#### Short problem
Leave out the pictures and reproduce all of the data exactly.

#### Chart and figure data
+-------+
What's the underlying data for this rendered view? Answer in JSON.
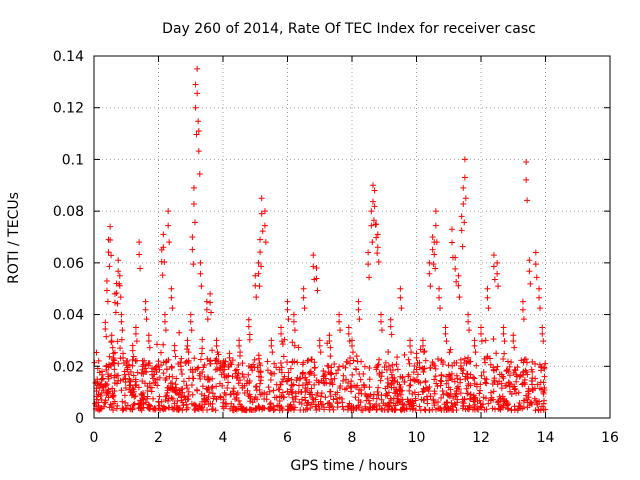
{
  "chart_data": {
    "type": "scatter",
    "title": "Day 260 of 2014, Rate Of TEC Index for receiver casc",
    "xlabel": "GPS time / hours",
    "ylabel": "ROTI / TECUs",
    "xlim": [
      0,
      16
    ],
    "ylim": [
      0,
      0.14
    ],
    "xticks": [
      0,
      2,
      4,
      6,
      8,
      10,
      12,
      14,
      16
    ],
    "xtick_labels": [
      "0",
      "2",
      "4",
      "6",
      "8",
      "10",
      "12",
      "14",
      "16"
    ],
    "yticks": [
      0,
      0.02,
      0.04,
      0.06,
      0.08,
      0.1,
      0.12,
      0.14
    ],
    "ytick_labels": [
      "0",
      "0.02",
      "0.04",
      "0.06",
      "0.08",
      "0.1",
      "0.12",
      "0.14"
    ],
    "grid": true,
    "marker": "plus",
    "color": "#ff0000",
    "series": [
      {
        "name": "ROTI",
        "x": [
          0.1,
          0.25,
          0.35,
          0.4,
          0.45,
          0.5,
          0.55,
          0.6,
          0.65,
          0.7,
          0.75,
          0.8,
          0.85,
          0.9,
          0.95,
          1.0,
          1.1,
          1.2,
          1.3,
          1.4,
          1.5,
          1.6,
          1.7,
          1.8,
          2.0,
          2.1,
          2.15,
          2.2,
          2.3,
          2.4,
          2.5,
          2.7,
          2.9,
          3.0,
          3.05,
          3.1,
          3.15,
          3.2,
          3.25,
          3.3,
          3.5,
          3.6,
          3.8,
          4.0,
          4.2,
          4.5,
          4.8,
          5.0,
          5.1,
          5.15,
          5.2,
          5.3,
          5.5,
          5.8,
          6.0,
          6.2,
          6.5,
          6.8,
          6.9,
          7.0,
          7.3,
          7.6,
          7.9,
          8.0,
          8.2,
          8.5,
          8.6,
          8.65,
          8.7,
          8.75,
          8.8,
          8.9,
          9.2,
          9.5,
          9.8,
          10.0,
          10.2,
          10.4,
          10.5,
          10.55,
          10.6,
          10.7,
          10.9,
          11.1,
          11.2,
          11.3,
          11.4,
          11.45,
          11.5,
          11.6,
          11.8,
          12.0,
          12.2,
          12.4,
          12.5,
          12.7,
          13.0,
          13.3,
          13.4,
          13.5,
          13.7,
          13.8,
          13.9
        ],
        "y": [
          0.015,
          0.018,
          0.037,
          0.053,
          0.069,
          0.074,
          0.032,
          0.025,
          0.048,
          0.052,
          0.061,
          0.055,
          0.04,
          0.025,
          0.018,
          0.022,
          0.015,
          0.028,
          0.035,
          0.068,
          0.02,
          0.045,
          0.032,
          0.018,
          0.022,
          0.065,
          0.071,
          0.04,
          0.08,
          0.05,
          0.028,
          0.02,
          0.03,
          0.04,
          0.07,
          0.089,
          0.129,
          0.135,
          0.111,
          0.06,
          0.045,
          0.048,
          0.03,
          0.02,
          0.025,
          0.03,
          0.038,
          0.055,
          0.06,
          0.069,
          0.085,
          0.08,
          0.03,
          0.035,
          0.045,
          0.04,
          0.05,
          0.063,
          0.058,
          0.03,
          0.032,
          0.04,
          0.035,
          0.03,
          0.045,
          0.064,
          0.08,
          0.09,
          0.088,
          0.075,
          0.071,
          0.04,
          0.038,
          0.05,
          0.03,
          0.025,
          0.03,
          0.06,
          0.07,
          0.068,
          0.08,
          0.05,
          0.035,
          0.073,
          0.062,
          0.055,
          0.078,
          0.089,
          0.1,
          0.04,
          0.03,
          0.035,
          0.05,
          0.063,
          0.06,
          0.035,
          0.032,
          0.045,
          0.099,
          0.061,
          0.064,
          0.05,
          0.035
        ]
      }
    ],
    "background_band": {
      "x_range": [
        0,
        14
      ],
      "y_range": [
        0.003,
        0.023
      ],
      "description": "dense cluster of low ROTI values"
    }
  }
}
+-------+
#### Reply
What's the underlying data for this rendered view? Answer in JSON.
{
  "chart_data": {
    "type": "scatter",
    "title": "Day 260 of 2014, Rate Of TEC Index for receiver casc",
    "xlabel": "GPS time / hours",
    "ylabel": "ROTI / TECUs",
    "xlim": [
      0,
      16
    ],
    "ylim": [
      0,
      0.14
    ],
    "xticks": [
      0,
      2,
      4,
      6,
      8,
      10,
      12,
      14,
      16
    ],
    "xtick_labels": [
      "0",
      "2",
      "4",
      "6",
      "8",
      "10",
      "12",
      "14",
      "16"
    ],
    "yticks": [
      0,
      0.02,
      0.04,
      0.06,
      0.08,
      0.1,
      0.12,
      0.14
    ],
    "ytick_labels": [
      "0",
      "0.02",
      "0.04",
      "0.06",
      "0.08",
      "0.1",
      "0.12",
      "0.14"
    ],
    "grid": true,
    "marker": "plus",
    "color": "#ff0000",
    "series": [
      {
        "name": "ROTI",
        "x": [
          0.1,
          0.25,
          0.35,
          0.4,
          0.45,
          0.5,
          0.55,
          0.6,
          0.65,
          0.7,
          0.75,
          0.8,
          0.85,
          0.9,
          0.95,
          1.0,
          1.1,
          1.2,
          1.3,
          1.4,
          1.5,
          1.6,
          1.7,
          1.8,
          2.0,
          2.1,
          2.15,
          2.2,
          2.3,
          2.4,
          2.5,
          2.7,
          2.9,
          3.0,
          3.05,
          3.1,
          3.15,
          3.2,
          3.25,
          3.3,
          3.5,
          3.6,
          3.8,
          4.0,
          4.2,
          4.5,
          4.8,
          5.0,
          5.1,
          5.15,
          5.2,
          5.3,
          5.5,
          5.8,
          6.0,
          6.2,
          6.5,
          6.8,
          6.9,
          7.0,
          7.3,
          7.6,
          7.9,
          8.0,
          8.2,
          8.5,
          8.6,
          8.65,
          8.7,
          8.75,
          8.8,
          8.9,
          9.2,
          9.5,
          9.8,
          10.0,
          10.2,
          10.4,
          10.5,
          10.55,
          10.6,
          10.7,
          10.9,
          11.1,
          11.2,
          11.3,
          11.4,
          11.45,
          11.5,
          11.6,
          11.8,
          12.0,
          12.2,
          12.4,
          12.5,
          12.7,
          13.0,
          13.3,
          13.4,
          13.5,
          13.7,
          13.8,
          13.9
        ],
        "y": [
          0.015,
          0.018,
          0.037,
          0.053,
          0.069,
          0.074,
          0.032,
          0.025,
          0.048,
          0.052,
          0.061,
          0.055,
          0.04,
          0.025,
          0.018,
          0.022,
          0.015,
          0.028,
          0.035,
          0.068,
          0.02,
          0.045,
          0.032,
          0.018,
          0.022,
          0.065,
          0.071,
          0.04,
          0.08,
          0.05,
          0.028,
          0.02,
          0.03,
          0.04,
          0.07,
          0.089,
          0.129,
          0.135,
          0.111,
          0.06,
          0.045,
          0.048,
          0.03,
          0.02,
          0.025,
          0.03,
          0.038,
          0.055,
          0.06,
          0.069,
          0.085,
          0.08,
          0.03,
          0.035,
          0.045,
          0.04,
          0.05,
          0.063,
          0.058,
          0.03,
          0.032,
          0.04,
          0.035,
          0.03,
          0.045,
          0.064,
          0.08,
          0.09,
          0.088,
          0.075,
          0.071,
          0.04,
          0.038,
          0.05,
          0.03,
          0.025,
          0.03,
          0.06,
          0.07,
          0.068,
          0.08,
          0.05,
          0.035,
          0.073,
          0.062,
          0.055,
          0.078,
          0.089,
          0.1,
          0.04,
          0.03,
          0.035,
          0.05,
          0.063,
          0.06,
          0.035,
          0.032,
          0.045,
          0.099,
          0.061,
          0.064,
          0.05,
          0.035
        ]
      }
    ],
    "background_band": {
      "x_range": [
        0,
        14
      ],
      "y_range": [
        0.003,
        0.023
      ],
      "description": "dense cluster of low ROTI values"
    }
  }
}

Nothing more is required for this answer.